>> start
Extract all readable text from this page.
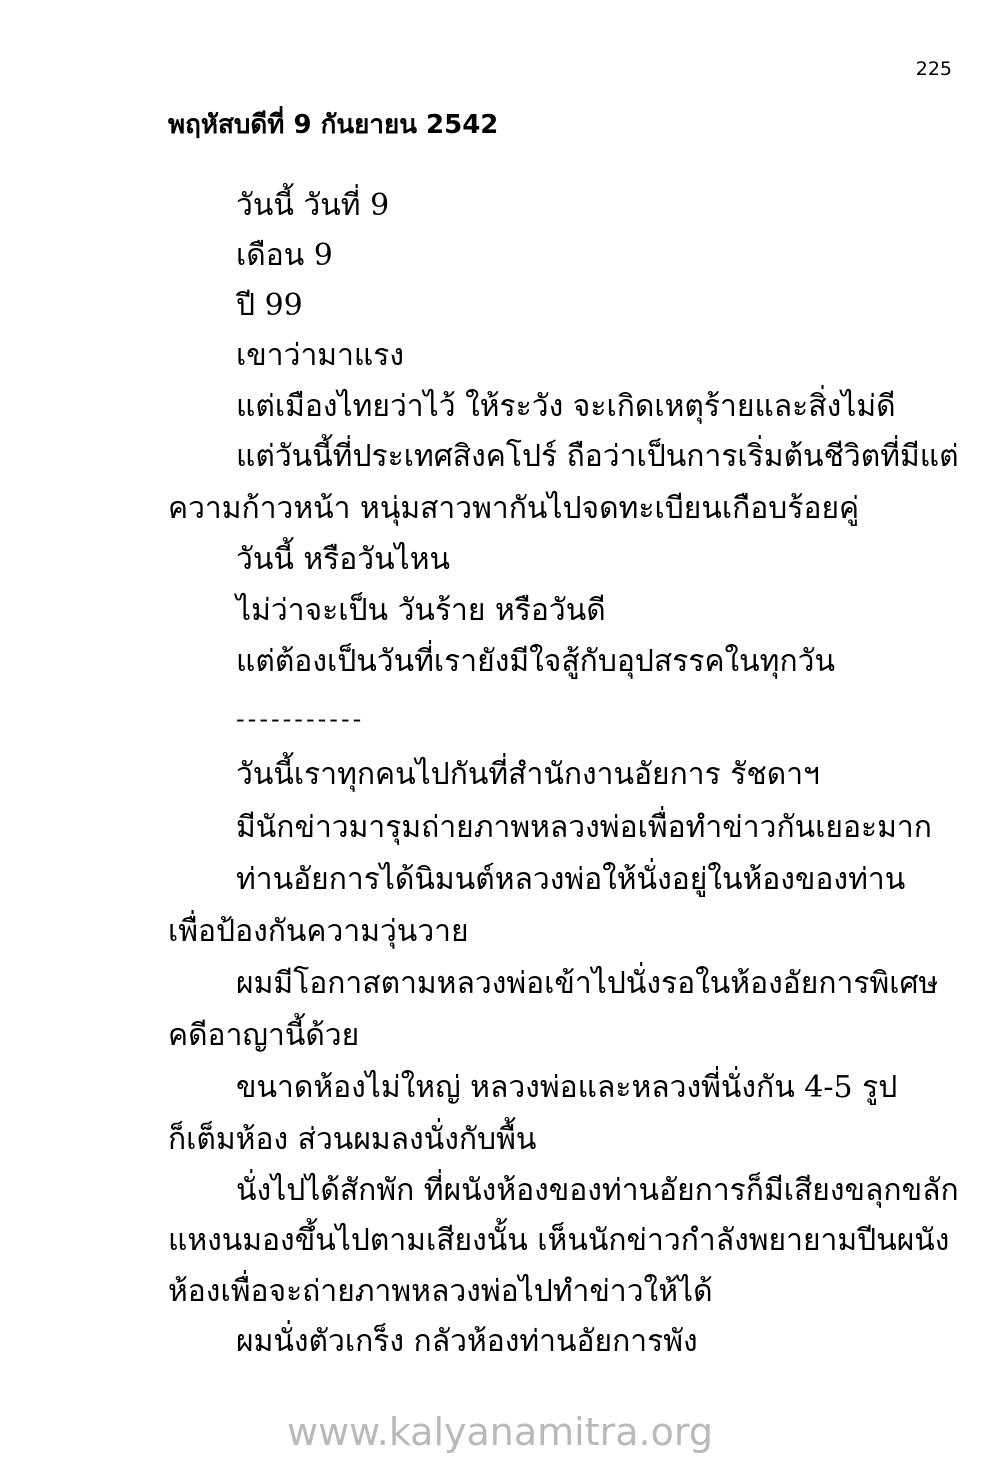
225
พฤหัสบดีที่ 9 กันยายน 2542
วันนี้ วันที่ 9
เดือน 9
ปี 99
เขาว่ามาแรง
แต่เมืองไทยว่าไว้ ให้ระวัง จะเกิดเหตุร้ายและสิ่งไม่ดี
แต่วันนี้ที่ประเทศสิงคโปร์ ถือว่าเป็นการเริ่มต้นชีวิตที่มีแต่
ความก้าวหน้า หนุ่มสาวพากันไปจดทะเบียนเกือบร้อยคู่
วันนี้ หรือวันไหน
ไม่ว่าจะเป็น วันร้าย หรือวันดี
แต่ต้องเป็นวันที่เรายังมีใจสู้กับอุปสรรคในทุกวัน
-----------
วันนี้เราทุกคนไปกันที่สำนักงานอัยการ รัชดาฯ
มีนักข่าวมารุมถ่ายภาพหลวงพ่อเพื่อทำข่าวกันเยอะมาก
ท่านอัยการได้นิมนต์หลวงพ่อให้นั่งอยู่ในห้องของท่าน
เพื่อป้องกันความวุ่นวาย
ผมมีโอกาสตามหลวงพ่อเข้าไปนั่งรอในห้องอัยการพิเศษ
คดีอาญานี้ด้วย
ขนาดห้องไม่ใหญ่ หลวงพ่อและหลวงพี่นั่งกัน 4-5 รูป
ก็เต็มห้อง ส่วนผมลงนั่งกับพื้น
นั่งไปได้สักพัก ที่ผนังห้องของท่านอัยการก็มีเสียงขลุกขลัก
แหงนมองขึ้นไปตามเสียงนั้น เห็นนักข่าวกำลังพยายามปีนผนัง
ห้องเพื่อจะถ่ายภาพหลวงพ่อไปทำข่าวให้ได้
ผมนั่งตัวเกร็ง กลัวห้องท่านอัยการพัง
www.kalyanamitra.org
>> end
Written problem:
All of the data above should be transcribed verbatim, with pictures omitted.

Reply to the task:
Extract all readable text from this page.
225
พฤหัสบดีที่ 9 กันยายน 2542
วันนี้ วันที่ 9
เดือน 9
ปี 99
เขาว่ามาแรง
แต่เมืองไทยว่าไว้ ให้ระวัง จะเกิดเหตุร้ายและสิ่งไม่ดี
แต่วันนี้ที่ประเทศสิงคโปร์ ถือว่าเป็นการเริ่มต้นชีวิตที่มีแต่
ความก้าวหน้า หนุ่มสาวพากันไปจดทะเบียนเกือบร้อยคู่
วันนี้ หรือวันไหน
ไม่ว่าจะเป็น วันร้าย หรือวันดี
แต่ต้องเป็นวันที่เรายังมีใจสู้กับอุปสรรคในทุกวัน
-----------
วันนี้เราทุกคนไปกันที่สำนักงานอัยการ รัชดาฯ
มีนักข่าวมารุมถ่ายภาพหลวงพ่อเพื่อทำข่าวกันเยอะมาก
ท่านอัยการได้นิมนต์หลวงพ่อให้นั่งอยู่ในห้องของท่าน
เพื่อป้องกันความวุ่นวาย
ผมมีโอกาสตามหลวงพ่อเข้าไปนั่งรอในห้องอัยการพิเศษ
คดีอาญานี้ด้วย
ขนาดห้องไม่ใหญ่ หลวงพ่อและหลวงพี่นั่งกัน 4-5 รูป
ก็เต็มห้อง ส่วนผมลงนั่งกับพื้น
นั่งไปได้สักพัก ที่ผนังห้องของท่านอัยการก็มีเสียงขลุกขลัก
แหงนมองขึ้นไปตามเสียงนั้น เห็นนักข่าวกำลังพยายามปีนผนัง
ห้องเพื่อจะถ่ายภาพหลวงพ่อไปทำข่าวให้ได้
ผมนั่งตัวเกร็ง กลัวห้องท่านอัยการพัง
www.kalyanamitra.org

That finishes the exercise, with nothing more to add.